- _Task goal_: Identify and copy all lines of the material where the string "kiến" is found.

- _Listing_:
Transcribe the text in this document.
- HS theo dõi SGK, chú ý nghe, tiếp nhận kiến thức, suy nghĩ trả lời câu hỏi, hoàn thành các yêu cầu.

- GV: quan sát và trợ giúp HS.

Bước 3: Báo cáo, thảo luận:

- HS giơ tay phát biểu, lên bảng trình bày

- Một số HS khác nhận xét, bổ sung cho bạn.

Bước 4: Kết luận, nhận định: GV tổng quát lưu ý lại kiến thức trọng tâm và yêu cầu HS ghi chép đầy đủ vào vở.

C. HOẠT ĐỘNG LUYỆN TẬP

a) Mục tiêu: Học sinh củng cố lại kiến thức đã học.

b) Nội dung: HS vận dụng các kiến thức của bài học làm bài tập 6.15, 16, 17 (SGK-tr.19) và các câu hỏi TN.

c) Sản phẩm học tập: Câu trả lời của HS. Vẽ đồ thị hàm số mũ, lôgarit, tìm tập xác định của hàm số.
---
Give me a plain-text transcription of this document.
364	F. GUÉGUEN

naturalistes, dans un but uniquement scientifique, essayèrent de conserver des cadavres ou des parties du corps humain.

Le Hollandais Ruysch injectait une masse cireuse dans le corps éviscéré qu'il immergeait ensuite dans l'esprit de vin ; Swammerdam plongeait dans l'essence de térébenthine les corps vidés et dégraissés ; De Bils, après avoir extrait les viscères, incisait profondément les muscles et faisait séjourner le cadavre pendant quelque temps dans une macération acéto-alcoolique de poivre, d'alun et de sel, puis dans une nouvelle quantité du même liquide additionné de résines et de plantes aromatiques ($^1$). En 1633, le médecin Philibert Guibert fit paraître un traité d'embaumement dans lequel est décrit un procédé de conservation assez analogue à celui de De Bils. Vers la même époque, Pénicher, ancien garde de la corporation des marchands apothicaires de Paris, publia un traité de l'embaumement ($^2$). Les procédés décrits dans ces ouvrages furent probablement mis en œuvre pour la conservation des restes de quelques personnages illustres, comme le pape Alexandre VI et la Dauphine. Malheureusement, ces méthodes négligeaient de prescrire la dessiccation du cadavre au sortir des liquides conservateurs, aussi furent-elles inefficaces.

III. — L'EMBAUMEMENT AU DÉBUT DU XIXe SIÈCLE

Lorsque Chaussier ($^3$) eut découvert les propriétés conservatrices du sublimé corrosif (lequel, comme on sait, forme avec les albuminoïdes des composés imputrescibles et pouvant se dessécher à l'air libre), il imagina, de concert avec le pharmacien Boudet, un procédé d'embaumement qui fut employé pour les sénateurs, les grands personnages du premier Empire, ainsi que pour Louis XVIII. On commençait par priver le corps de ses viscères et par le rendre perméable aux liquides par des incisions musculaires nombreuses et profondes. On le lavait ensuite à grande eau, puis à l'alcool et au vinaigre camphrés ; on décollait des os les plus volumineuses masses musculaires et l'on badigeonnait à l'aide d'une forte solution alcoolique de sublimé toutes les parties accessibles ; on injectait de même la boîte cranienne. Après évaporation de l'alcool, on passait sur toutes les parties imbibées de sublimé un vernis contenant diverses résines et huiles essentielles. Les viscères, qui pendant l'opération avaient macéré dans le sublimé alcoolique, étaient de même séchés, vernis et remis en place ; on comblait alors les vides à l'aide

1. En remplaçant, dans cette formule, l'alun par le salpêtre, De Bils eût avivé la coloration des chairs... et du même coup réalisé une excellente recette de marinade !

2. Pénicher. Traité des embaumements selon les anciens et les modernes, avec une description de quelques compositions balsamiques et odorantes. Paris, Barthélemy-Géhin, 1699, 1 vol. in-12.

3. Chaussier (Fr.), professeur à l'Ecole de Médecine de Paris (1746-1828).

- _Finished answer_:
- HS theo dõi SGK, chú ý nghe, tiếp nhận kiến thức, suy nghĩ trả lời câu hỏi, hoàn thành các yêu cầu.
Bước 4: Kết luận, nhận định: GV tổng quát lưu ý lại kiến thức trọng tâm và yêu cầu HS ghi chép đầy đủ vào vở.
a) Mục tiêu: Học sinh củng cố lại kiến thức đã học.
b) Nội dung: HS vận dụng các kiến thức của bài học làm bài tập 6.15, 16, 17 (SGK-tr.19) và các câu hỏi TN.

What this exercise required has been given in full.